■ Excerpt to read:
------------------------------------
Showing posts with label Life. Show all posts
Showing posts with label Life. Show all posts

Tuesday, March 29, 2016

Day 1184: Readjusting to Life


It's been about two months now since I made the decision to move to a new apartment and drastically change my life forever, and looking back at the past three months, it's obvious that I was challenged in ways that I never thought possible. That's just the bad news though, because the good news is that no matter how difficult it all seemed, I know I've been changed for the better.

For those of you that were around at the very beginning of the year, you'll know that I really wasn't doing too well. The first blog post of 2016 really outlines where my emotions were at, and those feelings continued to go on for the majority of January, even through a trip to Florida with Frank and my Mom. Since then it's felt like one blow after another, but regardless I'm happier than I think I have been at any point in college, and I thought that it was probably about time to give you a complete update on what that means.

The blog post detailing our new apartment isn't up yet (those other blows have really put me behind on blogging, but I'm slowly catching up), but we love living here a ridiculous amount, even if the building is scheduled to be torn down at the end of the year. We have another roommate, Erin, who we love and get along with super well. The corn in the picture above is part of a real meal, which I made myself for dinner, and is absolutely something that wouldn't have happened last semester. Eating healthier means I feel healthier, and that means I'm happier too.
------------------------------------
■ Exercise aim:
Answer these from the Day 1184 post:
(a) About how long ago did the writer decide to move to a new apartment?
(b) Who went with the writer on the trip to Florida?
(c) When is the apartment building scheduled to be torn down?
The rows that come next are separate material, unrelated to the Day 1184 post.
------------------------------------
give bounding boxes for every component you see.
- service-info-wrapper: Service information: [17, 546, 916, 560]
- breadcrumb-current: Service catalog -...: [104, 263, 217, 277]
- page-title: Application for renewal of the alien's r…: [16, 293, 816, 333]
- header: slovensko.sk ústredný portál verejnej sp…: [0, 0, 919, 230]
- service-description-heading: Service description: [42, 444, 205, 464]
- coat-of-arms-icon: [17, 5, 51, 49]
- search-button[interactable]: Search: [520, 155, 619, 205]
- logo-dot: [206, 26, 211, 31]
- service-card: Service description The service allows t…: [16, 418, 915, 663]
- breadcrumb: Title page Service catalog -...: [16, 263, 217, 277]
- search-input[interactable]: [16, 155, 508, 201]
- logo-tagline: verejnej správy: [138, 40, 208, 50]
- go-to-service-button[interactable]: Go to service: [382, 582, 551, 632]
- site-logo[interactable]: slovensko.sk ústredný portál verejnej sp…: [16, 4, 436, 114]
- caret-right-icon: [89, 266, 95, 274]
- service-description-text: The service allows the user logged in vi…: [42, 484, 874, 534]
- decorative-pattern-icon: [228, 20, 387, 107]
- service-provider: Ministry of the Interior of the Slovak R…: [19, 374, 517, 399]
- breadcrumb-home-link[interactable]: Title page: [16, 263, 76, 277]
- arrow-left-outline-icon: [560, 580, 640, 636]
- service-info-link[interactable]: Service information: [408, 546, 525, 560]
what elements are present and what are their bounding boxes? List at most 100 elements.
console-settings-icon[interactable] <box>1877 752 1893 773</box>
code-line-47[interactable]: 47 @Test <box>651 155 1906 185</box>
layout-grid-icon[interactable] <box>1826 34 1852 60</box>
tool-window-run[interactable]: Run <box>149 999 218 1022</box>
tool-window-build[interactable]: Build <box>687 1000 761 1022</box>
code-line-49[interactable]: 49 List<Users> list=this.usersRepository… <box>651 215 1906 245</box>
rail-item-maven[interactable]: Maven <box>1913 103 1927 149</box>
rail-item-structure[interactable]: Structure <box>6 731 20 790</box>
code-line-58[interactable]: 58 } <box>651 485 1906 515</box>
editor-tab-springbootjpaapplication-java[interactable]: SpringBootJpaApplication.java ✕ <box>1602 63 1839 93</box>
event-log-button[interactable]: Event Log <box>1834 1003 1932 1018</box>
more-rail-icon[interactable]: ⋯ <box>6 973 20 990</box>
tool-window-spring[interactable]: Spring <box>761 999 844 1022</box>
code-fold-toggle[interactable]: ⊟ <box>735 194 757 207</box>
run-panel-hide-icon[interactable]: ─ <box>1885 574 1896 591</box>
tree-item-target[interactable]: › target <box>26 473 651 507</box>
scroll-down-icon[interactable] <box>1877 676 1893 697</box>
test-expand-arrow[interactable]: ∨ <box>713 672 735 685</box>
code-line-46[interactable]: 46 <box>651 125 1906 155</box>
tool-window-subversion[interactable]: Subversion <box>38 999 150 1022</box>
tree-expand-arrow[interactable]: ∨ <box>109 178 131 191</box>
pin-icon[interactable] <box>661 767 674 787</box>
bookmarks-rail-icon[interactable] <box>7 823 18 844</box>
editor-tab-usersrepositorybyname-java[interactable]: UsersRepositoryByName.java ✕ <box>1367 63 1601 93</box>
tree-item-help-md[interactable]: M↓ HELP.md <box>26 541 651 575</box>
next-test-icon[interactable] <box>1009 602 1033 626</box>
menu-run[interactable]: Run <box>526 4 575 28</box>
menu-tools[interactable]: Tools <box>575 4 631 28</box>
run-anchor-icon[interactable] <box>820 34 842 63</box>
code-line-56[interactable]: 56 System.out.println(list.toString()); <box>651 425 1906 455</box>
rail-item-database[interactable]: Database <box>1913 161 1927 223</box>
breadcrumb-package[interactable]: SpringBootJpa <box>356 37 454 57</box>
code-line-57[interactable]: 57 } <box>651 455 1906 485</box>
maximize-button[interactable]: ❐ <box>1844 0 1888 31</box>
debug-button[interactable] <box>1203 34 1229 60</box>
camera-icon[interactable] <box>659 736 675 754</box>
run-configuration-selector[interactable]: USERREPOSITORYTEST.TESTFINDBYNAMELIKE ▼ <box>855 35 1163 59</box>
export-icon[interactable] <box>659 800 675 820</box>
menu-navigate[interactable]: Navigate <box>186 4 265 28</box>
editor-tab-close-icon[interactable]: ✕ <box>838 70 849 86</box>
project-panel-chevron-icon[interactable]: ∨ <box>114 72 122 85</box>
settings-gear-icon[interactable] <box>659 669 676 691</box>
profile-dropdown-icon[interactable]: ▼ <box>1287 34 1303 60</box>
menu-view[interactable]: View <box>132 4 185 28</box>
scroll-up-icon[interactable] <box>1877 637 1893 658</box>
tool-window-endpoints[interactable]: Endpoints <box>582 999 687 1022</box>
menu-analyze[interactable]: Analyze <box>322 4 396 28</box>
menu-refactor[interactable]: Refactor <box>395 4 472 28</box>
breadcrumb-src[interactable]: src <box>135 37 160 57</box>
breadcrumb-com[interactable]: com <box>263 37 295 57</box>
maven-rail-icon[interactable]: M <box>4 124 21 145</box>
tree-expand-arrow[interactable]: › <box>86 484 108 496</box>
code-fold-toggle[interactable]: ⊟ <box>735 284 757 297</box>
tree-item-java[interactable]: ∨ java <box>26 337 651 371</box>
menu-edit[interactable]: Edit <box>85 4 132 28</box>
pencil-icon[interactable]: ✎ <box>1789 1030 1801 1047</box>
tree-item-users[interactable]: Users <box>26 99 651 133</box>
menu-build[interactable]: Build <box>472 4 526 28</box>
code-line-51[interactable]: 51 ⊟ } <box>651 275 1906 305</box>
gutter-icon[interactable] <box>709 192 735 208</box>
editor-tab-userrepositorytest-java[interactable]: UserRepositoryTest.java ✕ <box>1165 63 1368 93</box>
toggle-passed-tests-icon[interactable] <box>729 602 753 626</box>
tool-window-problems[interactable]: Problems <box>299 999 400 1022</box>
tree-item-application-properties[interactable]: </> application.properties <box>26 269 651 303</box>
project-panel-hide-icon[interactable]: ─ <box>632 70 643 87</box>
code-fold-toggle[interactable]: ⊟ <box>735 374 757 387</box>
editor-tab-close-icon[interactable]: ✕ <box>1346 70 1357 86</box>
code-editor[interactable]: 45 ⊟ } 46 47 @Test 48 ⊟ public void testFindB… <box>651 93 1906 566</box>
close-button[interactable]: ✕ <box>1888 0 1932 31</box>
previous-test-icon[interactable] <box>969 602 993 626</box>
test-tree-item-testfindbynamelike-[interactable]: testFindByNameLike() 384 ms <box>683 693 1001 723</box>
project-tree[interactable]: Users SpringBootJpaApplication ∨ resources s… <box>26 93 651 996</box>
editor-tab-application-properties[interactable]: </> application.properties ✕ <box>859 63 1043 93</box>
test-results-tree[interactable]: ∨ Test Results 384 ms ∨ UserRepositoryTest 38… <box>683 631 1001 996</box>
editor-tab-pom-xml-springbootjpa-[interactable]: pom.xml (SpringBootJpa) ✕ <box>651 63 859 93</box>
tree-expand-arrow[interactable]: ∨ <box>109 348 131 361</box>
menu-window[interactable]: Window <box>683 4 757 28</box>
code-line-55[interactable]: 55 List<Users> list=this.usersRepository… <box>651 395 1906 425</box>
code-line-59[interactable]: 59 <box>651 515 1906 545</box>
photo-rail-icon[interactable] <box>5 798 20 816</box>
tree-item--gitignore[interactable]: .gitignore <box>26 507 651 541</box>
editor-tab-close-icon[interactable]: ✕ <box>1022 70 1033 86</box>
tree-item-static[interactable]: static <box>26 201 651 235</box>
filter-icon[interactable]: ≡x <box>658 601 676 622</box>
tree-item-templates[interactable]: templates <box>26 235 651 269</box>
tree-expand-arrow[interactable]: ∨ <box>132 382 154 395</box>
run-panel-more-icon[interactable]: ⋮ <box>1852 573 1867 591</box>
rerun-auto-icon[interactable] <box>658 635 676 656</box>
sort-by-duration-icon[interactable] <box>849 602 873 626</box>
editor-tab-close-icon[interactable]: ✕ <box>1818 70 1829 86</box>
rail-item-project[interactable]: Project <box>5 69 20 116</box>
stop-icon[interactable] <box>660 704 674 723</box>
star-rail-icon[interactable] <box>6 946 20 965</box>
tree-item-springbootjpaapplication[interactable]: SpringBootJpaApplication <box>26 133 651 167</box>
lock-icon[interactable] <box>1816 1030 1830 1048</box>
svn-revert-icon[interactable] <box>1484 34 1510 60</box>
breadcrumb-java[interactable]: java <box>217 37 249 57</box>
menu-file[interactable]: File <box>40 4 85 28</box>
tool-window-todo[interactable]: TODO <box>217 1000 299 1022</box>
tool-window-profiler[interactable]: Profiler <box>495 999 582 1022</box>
------------------------------------
■ Written solution:
(a) About two months.
(b) Frank and the writer's Mom.
(c) At the end of the year.